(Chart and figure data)

▽

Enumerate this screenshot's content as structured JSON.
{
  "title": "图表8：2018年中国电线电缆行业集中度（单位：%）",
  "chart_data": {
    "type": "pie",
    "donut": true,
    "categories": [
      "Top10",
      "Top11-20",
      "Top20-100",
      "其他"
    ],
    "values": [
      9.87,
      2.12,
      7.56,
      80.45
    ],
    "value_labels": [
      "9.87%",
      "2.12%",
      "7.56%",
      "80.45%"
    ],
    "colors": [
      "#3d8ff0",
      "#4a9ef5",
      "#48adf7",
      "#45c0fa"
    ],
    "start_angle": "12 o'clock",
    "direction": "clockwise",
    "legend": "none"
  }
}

△

TASK TO COMPLETE: Give an exact repetition of all the material.

EXPECTED ANSWER:
Enumerate this screenshot's content as structured JSON.
{
  "title": "图表8：2018年中国电线电缆行业集中度（单位：%）",
  "chart_data": {
    "type": "pie",
    "donut": true,
    "categories": [
      "Top10",
      "Top11-20",
      "Top20-100",
      "其他"
    ],
    "values": [
      9.87,
      2.12,
      7.56,
      80.45
    ],
    "value_labels": [
      "9.87%",
      "2.12%",
      "7.56%",
      "80.45%"
    ],
    "colors": [
      "#3d8ff0",
      "#4a9ef5",
      "#48adf7",
      "#45c0fa"
    ],
    "start_angle": "12 o'clock",
    "direction": "clockwise",
    "legend": "none"
  }
}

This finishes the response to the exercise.